== TASK DESCRIPTION ==
Tell how many lines carry the word "Copilot"; the reply is the number and nothing else.
_____
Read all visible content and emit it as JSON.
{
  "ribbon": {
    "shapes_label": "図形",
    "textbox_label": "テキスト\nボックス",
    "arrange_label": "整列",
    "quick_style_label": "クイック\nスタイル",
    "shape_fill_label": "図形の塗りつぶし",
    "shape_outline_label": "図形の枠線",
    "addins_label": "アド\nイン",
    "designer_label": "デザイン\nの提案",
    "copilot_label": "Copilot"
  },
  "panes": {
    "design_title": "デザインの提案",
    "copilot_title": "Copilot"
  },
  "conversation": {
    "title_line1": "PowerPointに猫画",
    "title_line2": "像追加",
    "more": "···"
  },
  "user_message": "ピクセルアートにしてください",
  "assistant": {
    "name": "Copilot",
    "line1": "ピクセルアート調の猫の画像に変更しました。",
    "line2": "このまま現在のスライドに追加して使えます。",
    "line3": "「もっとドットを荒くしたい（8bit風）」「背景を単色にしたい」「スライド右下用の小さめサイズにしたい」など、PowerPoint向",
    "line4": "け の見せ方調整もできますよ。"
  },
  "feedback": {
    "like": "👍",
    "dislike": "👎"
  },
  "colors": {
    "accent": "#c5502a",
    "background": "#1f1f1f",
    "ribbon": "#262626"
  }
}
_____
== WRITTEN RESPONSE ==
3